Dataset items
---------------
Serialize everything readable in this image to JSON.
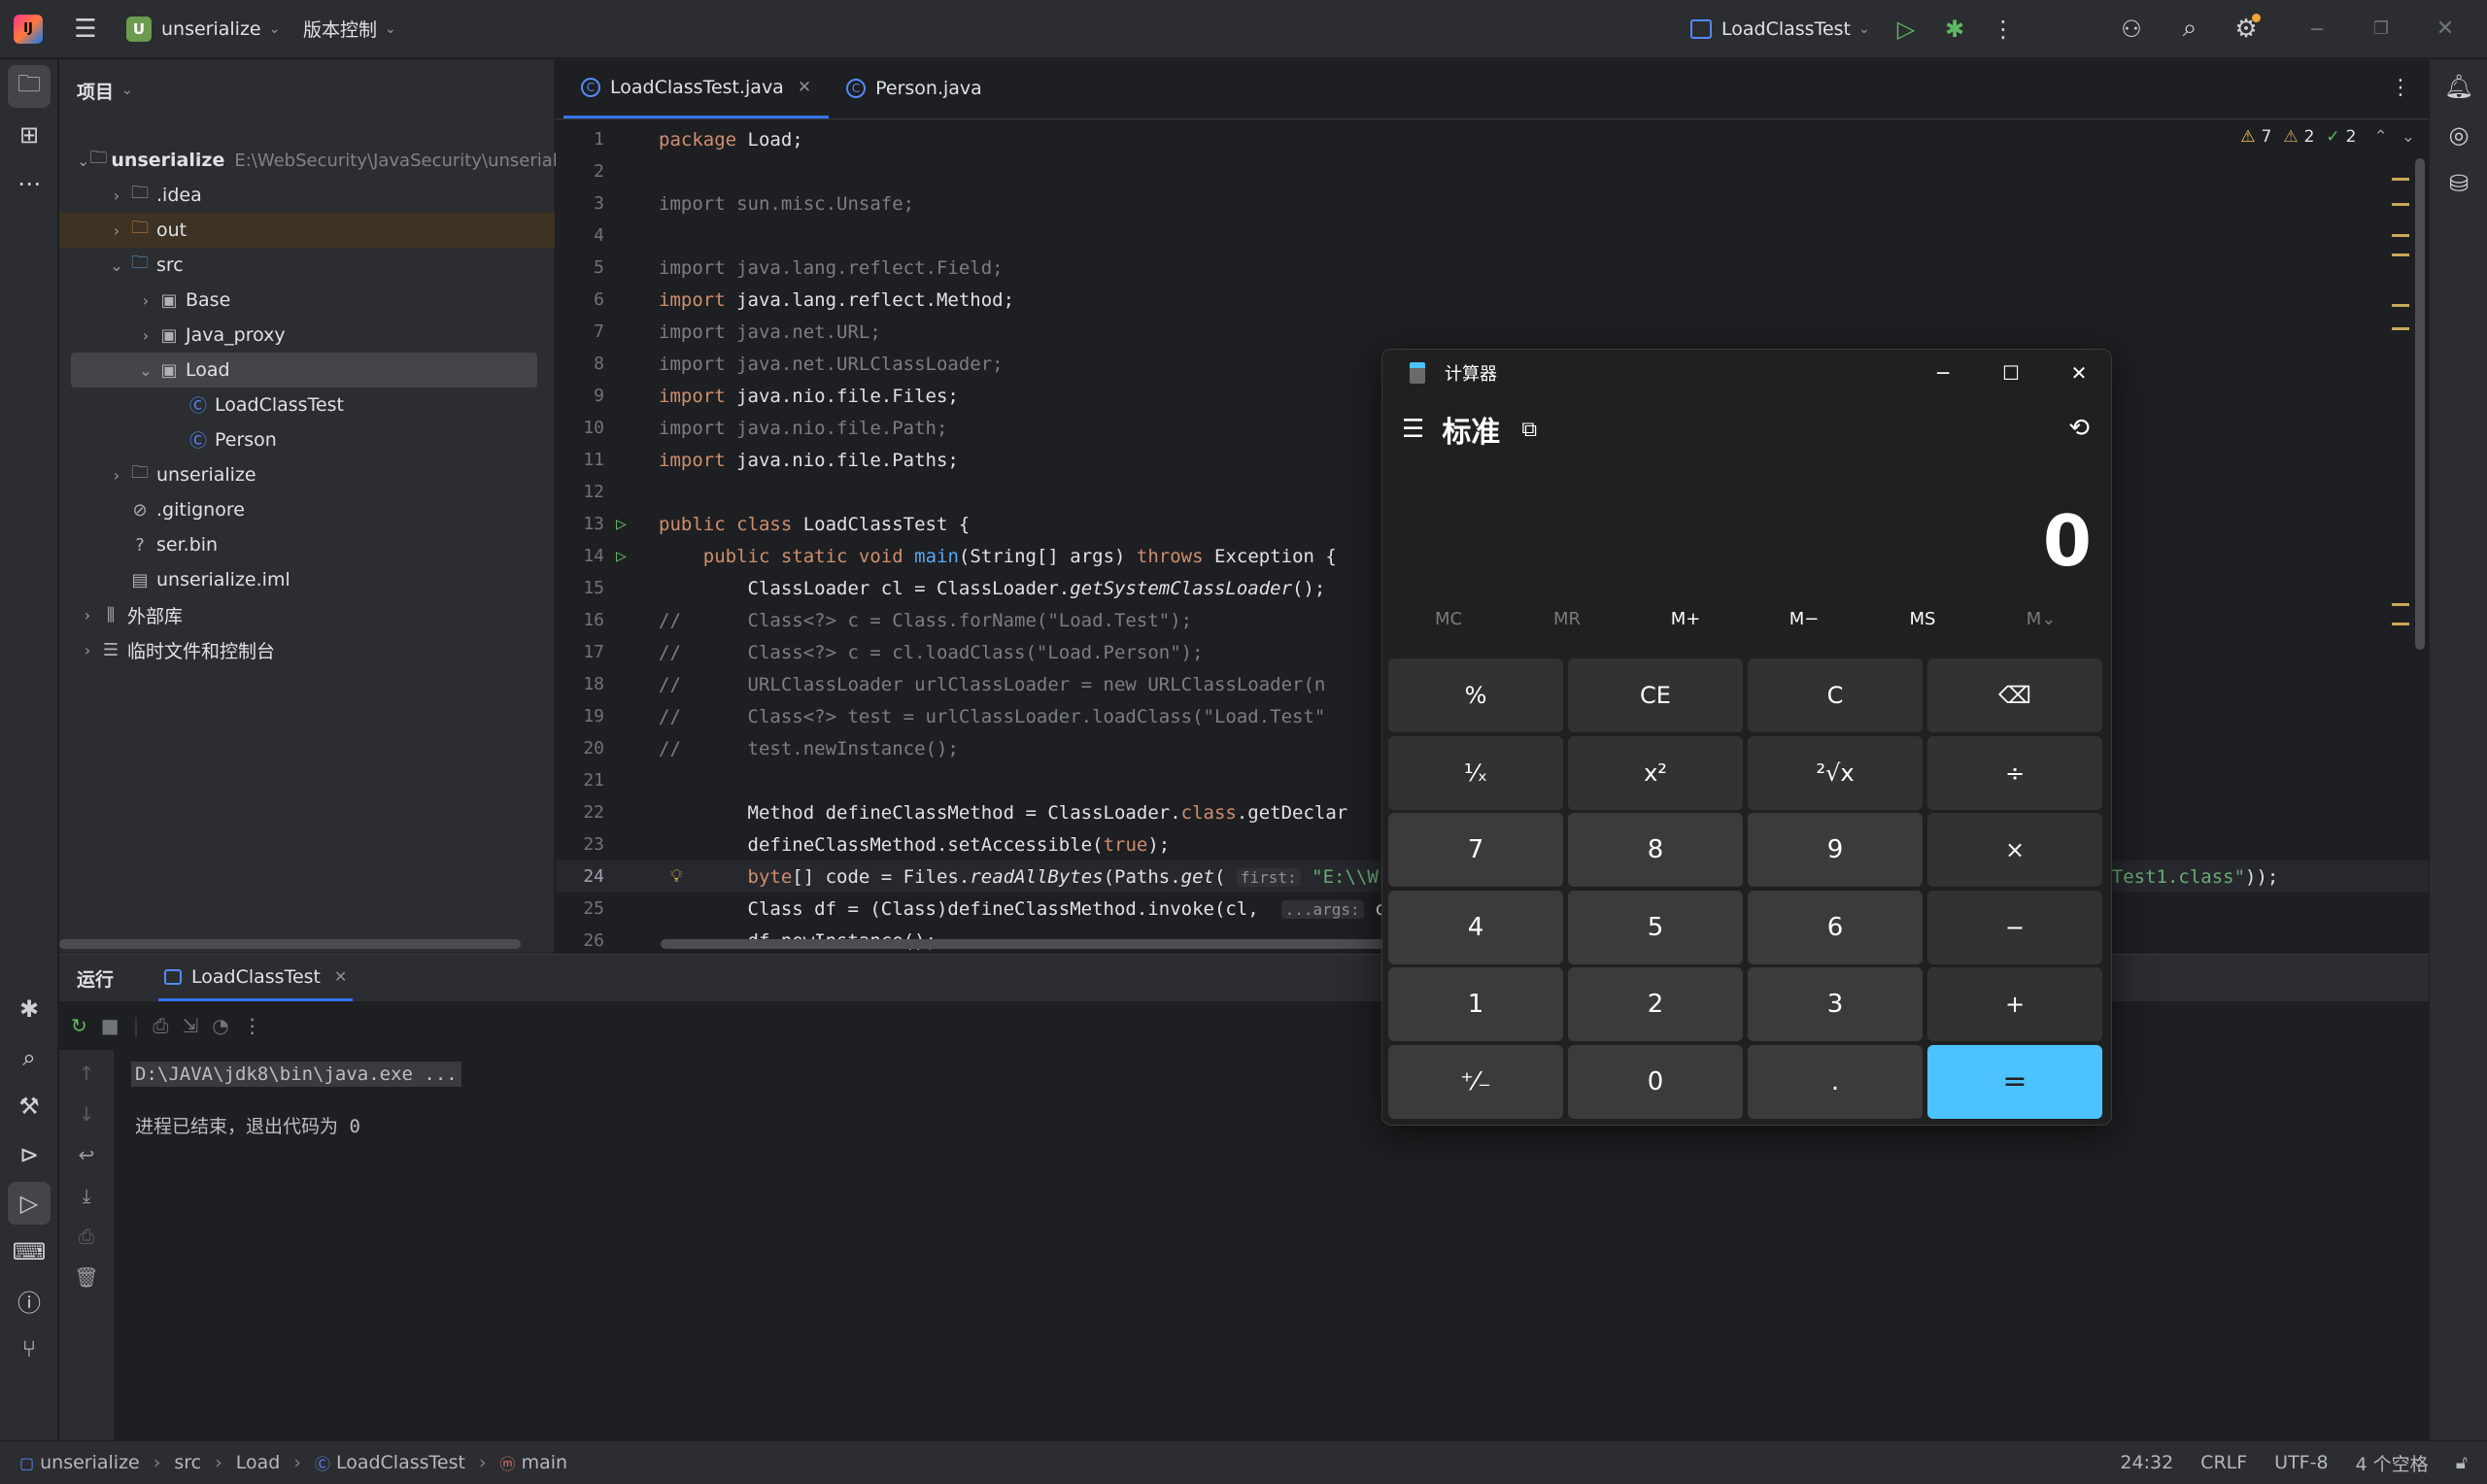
{
  "titlebar": {
    "project_badge": "U",
    "project_name": "unserialize",
    "vcs": "版本控制",
    "run_config": "LoadClassTest"
  },
  "project_panel": {
    "title": "项目",
    "tree": [
      {
        "label": "unserialize",
        "path": "E:\\WebSecurity\\JavaSecurity\\unserializ",
        "depth": 0,
        "icon": "folder-module-icon",
        "expanded": true,
        "bold": true
      },
      {
        "label": ".idea",
        "depth": 1,
        "icon": "folder-icon",
        "expanded": false
      },
      {
        "label": "out",
        "depth": 1,
        "icon": "folder-excluded-icon",
        "expanded": false,
        "excluded": true
      },
      {
        "label": "src",
        "depth": 1,
        "icon": "folder-source-icon",
        "expanded": true
      },
      {
        "label": "Base",
        "depth": 2,
        "icon": "package-icon",
        "expanded": false
      },
      {
        "label": "Java_proxy",
        "depth": 2,
        "icon": "package-icon",
        "expanded": false
      },
      {
        "label": "Load",
        "depth": 2,
        "icon": "package-icon",
        "expanded": true,
        "selected": true
      },
      {
        "label": "LoadClassTest",
        "depth": 3,
        "icon": "class-icon"
      },
      {
        "label": "Person",
        "depth": 3,
        "icon": "class-icon"
      },
      {
        "label": "unserialize",
        "depth": 1,
        "icon": "folder-icon",
        "expanded": false
      },
      {
        "label": ".gitignore",
        "depth": 1,
        "icon": "ignore-file-icon"
      },
      {
        "label": "ser.bin",
        "depth": 1,
        "icon": "unknown-file-icon"
      },
      {
        "label": "unserialize.iml",
        "depth": 1,
        "icon": "iml-file-icon"
      },
      {
        "label": "外部库",
        "depth": 0,
        "icon": "library-icon",
        "expanded": false
      },
      {
        "label": "临时文件和控制台",
        "depth": 0,
        "icon": "scratch-icon",
        "expanded": false
      }
    ]
  },
  "editor": {
    "tabs": [
      {
        "label": "LoadClassTest.java",
        "active": true
      },
      {
        "label": "Person.java",
        "active": false
      }
    ],
    "inspections": {
      "warnings": "7",
      "weak_warnings": "2",
      "ok": "2"
    },
    "code_lines": [
      {
        "n": "1",
        "html": "<span class='kw'>package</span> Load;"
      },
      {
        "n": "2",
        "html": ""
      },
      {
        "n": "3",
        "html": "<span class='cm'>import sun.misc.Unsafe;</span>"
      },
      {
        "n": "4",
        "html": ""
      },
      {
        "n": "5",
        "html": "<span class='cm'>import java.lang.reflect.Field;</span>"
      },
      {
        "n": "6",
        "html": "<span class='kw'>import</span> java.lang.reflect.Method;"
      },
      {
        "n": "7",
        "html": "<span class='cm'>import java.net.URL;</span>"
      },
      {
        "n": "8",
        "html": "<span class='cm'>import java.net.URLClassLoader;</span>"
      },
      {
        "n": "9",
        "html": "<span class='kw'>import</span> java.nio.file.Files;"
      },
      {
        "n": "10",
        "html": "<span class='cm'>import java.nio.file.Path;</span>"
      },
      {
        "n": "11",
        "html": "<span class='kw'>import</span> java.nio.file.Paths;"
      },
      {
        "n": "12",
        "html": ""
      },
      {
        "n": "13",
        "html": "<span class='kw'>public class</span> LoadClassTest {",
        "run": true
      },
      {
        "n": "14",
        "html": "    <span class='kw'>public static void</span> <span class='fn'>main</span>(String[] args) <span class='kw'>throws</span> Exception {",
        "run": true
      },
      {
        "n": "15",
        "html": "        ClassLoader cl = ClassLoader.<span class='it'>getSystemClassLoader</span>();"
      },
      {
        "n": "16",
        "html": "<span class='cm'>//      Class&lt;?&gt; c = Class.forName(\"Load.Test\");</span>"
      },
      {
        "n": "17",
        "html": "<span class='cm'>//      Class&lt;?&gt; c = cl.loadClass(\"Load.Person\");</span>"
      },
      {
        "n": "18",
        "html": "<span class='cm'>//      URLClassLoader urlClassLoader = new URLClassLoader(n</span>"
      },
      {
        "n": "19",
        "html": "<span class='cm'>//      Class&lt;?&gt; test = urlClassLoader.loadClass(\"Load.Test\"</span>"
      },
      {
        "n": "20",
        "html": "<span class='cm'>//      test.newInstance();</span>"
      },
      {
        "n": "21",
        "html": ""
      },
      {
        "n": "22",
        "html": "        Method defineClassMethod = ClassLoader.<span class='kw'>class</span>.getDeclar                                                      s);"
      },
      {
        "n": "23",
        "html": "        defineClassMethod.setAccessible(<span class='kw'>true</span>);"
      },
      {
        "n": "24",
        "html": "        <span class='kw'>byte</span>[] code = Files.<span class='it'>readAllBytes</span>(Paths.<span class='it'>get</span>( <span class='hint'>first:</span> <span class='st'>\"E:\\\\W</span>                                                      <span class='st'>lize\\\\Load\\\\Test1.class\"</span>));",
        "current": true,
        "bulb": true
      },
      {
        "n": "25",
        "html": "        Class df = (Class)defineClassMethod.invoke(cl,  <span class='hint'>...args:</span> c"
      },
      {
        "n": "26",
        "html": "        df.newInstance();"
      }
    ]
  },
  "run_panel": {
    "title": "运行",
    "tab": "LoadClassTest",
    "console_lines": [
      "D:\\JAVA\\jdk8\\bin\\java.exe ...",
      "",
      "进程已结束，退出代码为 0"
    ]
  },
  "status_bar": {
    "breadcrumbs": [
      "unserialize",
      "src",
      "Load",
      "LoadClassTest",
      "main"
    ],
    "position": "24:32",
    "line_ending": "CRLF",
    "encoding": "UTF-8",
    "indent": "4 个空格"
  },
  "calculator": {
    "title": "计算器",
    "mode": "标准",
    "display": "0",
    "memory": [
      "MC",
      "MR",
      "M+",
      "M−",
      "MS",
      "M⌄"
    ],
    "keys": [
      [
        "%",
        "CE",
        "C",
        "⌫"
      ],
      [
        "¹⁄ₓ",
        "x²",
        "²√x",
        "÷"
      ],
      [
        "7",
        "8",
        "9",
        "×"
      ],
      [
        "4",
        "5",
        "6",
        "−"
      ],
      [
        "1",
        "2",
        "3",
        "+"
      ],
      [
        "⁺⁄₋",
        "0",
        ".",
        "="
      ]
    ]
  }
}
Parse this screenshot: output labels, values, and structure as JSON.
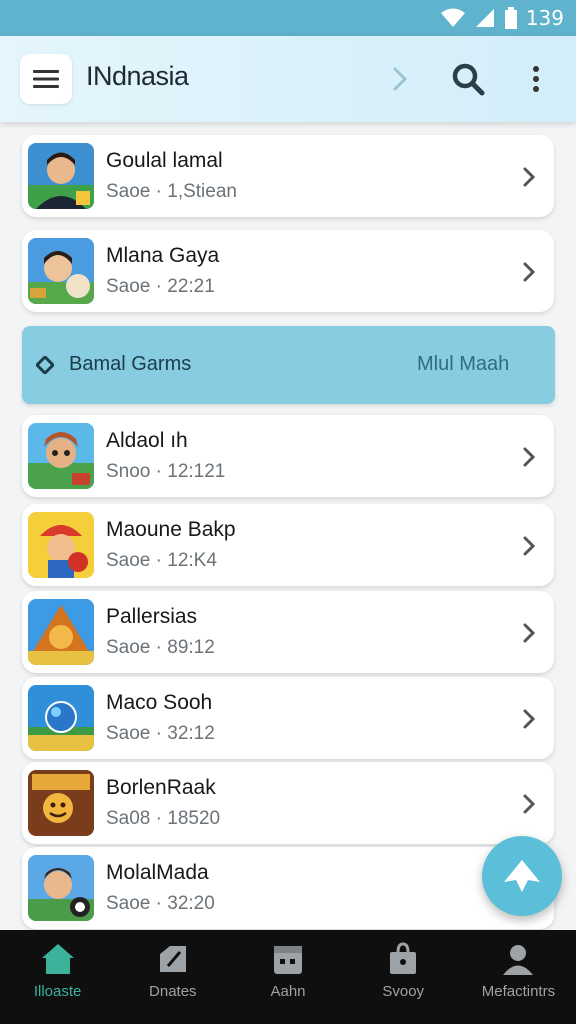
---------------
*WORK TO DO*
Check each line above for the word "this" and copy the ones that have it.

*WORKED SOLUTION*
Serialize everything readable in this image to JSON.
Parse this screenshot: output labels, values, and structure as JSON.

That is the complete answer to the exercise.